WHAT IS EXPECTED: Write out every record below exactly as it appears.

(Data listing)
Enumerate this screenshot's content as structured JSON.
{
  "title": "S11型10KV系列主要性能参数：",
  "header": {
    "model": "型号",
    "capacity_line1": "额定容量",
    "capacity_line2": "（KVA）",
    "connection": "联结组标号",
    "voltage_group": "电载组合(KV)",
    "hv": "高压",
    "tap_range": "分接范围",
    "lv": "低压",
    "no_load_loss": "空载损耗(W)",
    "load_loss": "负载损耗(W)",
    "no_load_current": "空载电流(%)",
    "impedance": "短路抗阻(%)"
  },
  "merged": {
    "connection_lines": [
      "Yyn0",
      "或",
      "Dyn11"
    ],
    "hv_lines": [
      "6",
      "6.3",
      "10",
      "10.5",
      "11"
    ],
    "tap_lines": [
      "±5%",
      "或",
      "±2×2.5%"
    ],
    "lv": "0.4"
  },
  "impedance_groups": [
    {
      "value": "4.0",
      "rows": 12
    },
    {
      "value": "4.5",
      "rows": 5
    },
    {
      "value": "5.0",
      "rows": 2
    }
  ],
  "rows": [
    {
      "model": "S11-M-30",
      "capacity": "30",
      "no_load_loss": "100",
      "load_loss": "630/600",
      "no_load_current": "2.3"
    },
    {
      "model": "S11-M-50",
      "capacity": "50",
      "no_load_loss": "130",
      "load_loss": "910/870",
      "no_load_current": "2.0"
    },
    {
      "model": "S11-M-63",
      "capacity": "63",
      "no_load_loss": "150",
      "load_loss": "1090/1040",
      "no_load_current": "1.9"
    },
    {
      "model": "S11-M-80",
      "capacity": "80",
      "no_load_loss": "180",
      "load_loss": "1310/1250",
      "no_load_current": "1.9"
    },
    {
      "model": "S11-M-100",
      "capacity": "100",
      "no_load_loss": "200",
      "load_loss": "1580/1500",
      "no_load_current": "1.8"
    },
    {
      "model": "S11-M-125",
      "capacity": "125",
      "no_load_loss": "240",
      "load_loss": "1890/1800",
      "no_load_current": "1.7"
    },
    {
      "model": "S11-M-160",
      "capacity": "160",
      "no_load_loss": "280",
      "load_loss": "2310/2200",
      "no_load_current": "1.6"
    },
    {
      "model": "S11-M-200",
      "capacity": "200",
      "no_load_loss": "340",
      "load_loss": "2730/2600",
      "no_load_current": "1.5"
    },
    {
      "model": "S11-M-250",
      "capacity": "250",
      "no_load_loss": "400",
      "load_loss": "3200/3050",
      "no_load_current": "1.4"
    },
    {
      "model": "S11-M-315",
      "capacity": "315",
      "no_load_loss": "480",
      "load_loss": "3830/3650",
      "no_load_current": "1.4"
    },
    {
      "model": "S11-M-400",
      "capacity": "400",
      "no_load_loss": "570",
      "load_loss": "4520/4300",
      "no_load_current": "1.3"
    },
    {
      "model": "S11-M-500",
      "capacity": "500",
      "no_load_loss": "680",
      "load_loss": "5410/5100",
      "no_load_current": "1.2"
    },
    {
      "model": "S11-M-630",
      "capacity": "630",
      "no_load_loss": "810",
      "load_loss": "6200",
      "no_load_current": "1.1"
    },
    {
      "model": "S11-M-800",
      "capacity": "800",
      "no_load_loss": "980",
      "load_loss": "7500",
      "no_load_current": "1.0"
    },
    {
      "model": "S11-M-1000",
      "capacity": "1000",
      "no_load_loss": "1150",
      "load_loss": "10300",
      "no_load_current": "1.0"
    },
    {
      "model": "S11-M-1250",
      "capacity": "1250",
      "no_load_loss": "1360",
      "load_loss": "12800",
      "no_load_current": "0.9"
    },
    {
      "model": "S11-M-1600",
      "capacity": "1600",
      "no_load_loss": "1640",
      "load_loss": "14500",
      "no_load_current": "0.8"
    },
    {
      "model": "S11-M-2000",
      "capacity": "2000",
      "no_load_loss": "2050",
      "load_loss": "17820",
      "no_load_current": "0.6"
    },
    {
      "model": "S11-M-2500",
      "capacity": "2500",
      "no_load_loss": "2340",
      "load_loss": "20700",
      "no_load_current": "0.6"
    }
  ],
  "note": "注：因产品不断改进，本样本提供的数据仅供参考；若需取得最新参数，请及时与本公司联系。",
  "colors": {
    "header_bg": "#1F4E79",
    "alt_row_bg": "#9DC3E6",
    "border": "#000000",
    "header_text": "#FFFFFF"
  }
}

WRITTEN ANSWER:
Enumerate this screenshot's content as structured JSON.
{
  "title": "S11型10KV系列主要性能参数：",
  "header": {
    "model": "型号",
    "capacity_line1": "额定容量",
    "capacity_line2": "（KVA）",
    "connection": "联结组标号",
    "voltage_group": "电载组合(KV)",
    "hv": "高压",
    "tap_range": "分接范围",
    "lv": "低压",
    "no_load_loss": "空载损耗(W)",
    "load_loss": "负载损耗(W)",
    "no_load_current": "空载电流(%)",
    "impedance": "短路抗阻(%)"
  },
  "merged": {
    "connection_lines": [
      "Yyn0",
      "或",
      "Dyn11"
    ],
    "hv_lines": [
      "6",
      "6.3",
      "10",
      "10.5",
      "11"
    ],
    "tap_lines": [
      "±5%",
      "或",
      "±2×2.5%"
    ],
    "lv": "0.4"
  },
  "impedance_groups": [
    {
      "value": "4.0",
      "rows": 12
    },
    {
      "value": "4.5",
      "rows": 5
    },
    {
      "value": "5.0",
      "rows": 2
    }
  ],
  "rows": [
    {
      "model": "S11-M-30",
      "capacity": "30",
      "no_load_loss": "100",
      "load_loss": "630/600",
      "no_load_current": "2.3"
    },
    {
      "model": "S11-M-50",
      "capacity": "50",
      "no_load_loss": "130",
      "load_loss": "910/870",
      "no_load_current": "2.0"
    },
    {
      "model": "S11-M-63",
      "capacity": "63",
      "no_load_loss": "150",
      "load_loss": "1090/1040",
      "no_load_current": "1.9"
    },
    {
      "model": "S11-M-80",
      "capacity": "80",
      "no_load_loss": "180",
      "load_loss": "1310/1250",
      "no_load_current": "1.9"
    },
    {
      "model": "S11-M-100",
      "capacity": "100",
      "no_load_loss": "200",
      "load_loss": "1580/1500",
      "no_load_current": "1.8"
    },
    {
      "model": "S11-M-125",
      "capacity": "125",
      "no_load_loss": "240",
      "load_loss": "1890/1800",
      "no_load_current": "1.7"
    },
    {
      "model": "S11-M-160",
      "capacity": "160",
      "no_load_loss": "280",
      "load_loss": "2310/2200",
      "no_load_current": "1.6"
    },
    {
      "model": "S11-M-200",
      "capacity": "200",
      "no_load_loss": "340",
      "load_loss": "2730/2600",
      "no_load_current": "1.5"
    },
    {
      "model": "S11-M-250",
      "capacity": "250",
      "no_load_loss": "400",
      "load_loss": "3200/3050",
      "no_load_current": "1.4"
    },
    {
      "model": "S11-M-315",
      "capacity": "315",
      "no_load_loss": "480",
      "load_loss": "3830/3650",
      "no_load_current": "1.4"
    },
    {
      "model": "S11-M-400",
      "capacity": "400",
      "no_load_loss": "570",
      "load_loss": "4520/4300",
      "no_load_current": "1.3"
    },
    {
      "model": "S11-M-500",
      "capacity": "500",
      "no_load_loss": "680",
      "load_loss": "5410/5100",
      "no_load_current": "1.2"
    },
    {
      "model": "S11-M-630",
      "capacity": "630",
      "no_load_loss": "810",
      "load_loss": "6200",
      "no_load_current": "1.1"
    },
    {
      "model": "S11-M-800",
      "capacity": "800",
      "no_load_loss": "980",
      "load_loss": "7500",
      "no_load_current": "1.0"
    },
    {
      "model": "S11-M-1000",
      "capacity": "1000",
      "no_load_loss": "1150",
      "load_loss": "10300",
      "no_load_current": "1.0"
    },
    {
      "model": "S11-M-1250",
      "capacity": "1250",
      "no_load_loss": "1360",
      "load_loss": "12800",
      "no_load_current": "0.9"
    },
    {
      "model": "S11-M-1600",
      "capacity": "1600",
      "no_load_loss": "1640",
      "load_loss": "14500",
      "no_load_current": "0.8"
    },
    {
      "model": "S11-M-2000",
      "capacity": "2000",
      "no_load_loss": "2050",
      "load_loss": "17820",
      "no_load_current": "0.6"
    },
    {
      "model": "S11-M-2500",
      "capacity": "2500",
      "no_load_loss": "2340",
      "load_loss": "20700",
      "no_load_current": "0.6"
    }
  ],
  "note": "注：因产品不断改进，本样本提供的数据仅供参考；若需取得最新参数，请及时与本公司联系。",
  "colors": {
    "header_bg": "#1F4E79",
    "alt_row_bg": "#9DC3E6",
    "border": "#000000",
    "header_text": "#FFFFFF"
  }
}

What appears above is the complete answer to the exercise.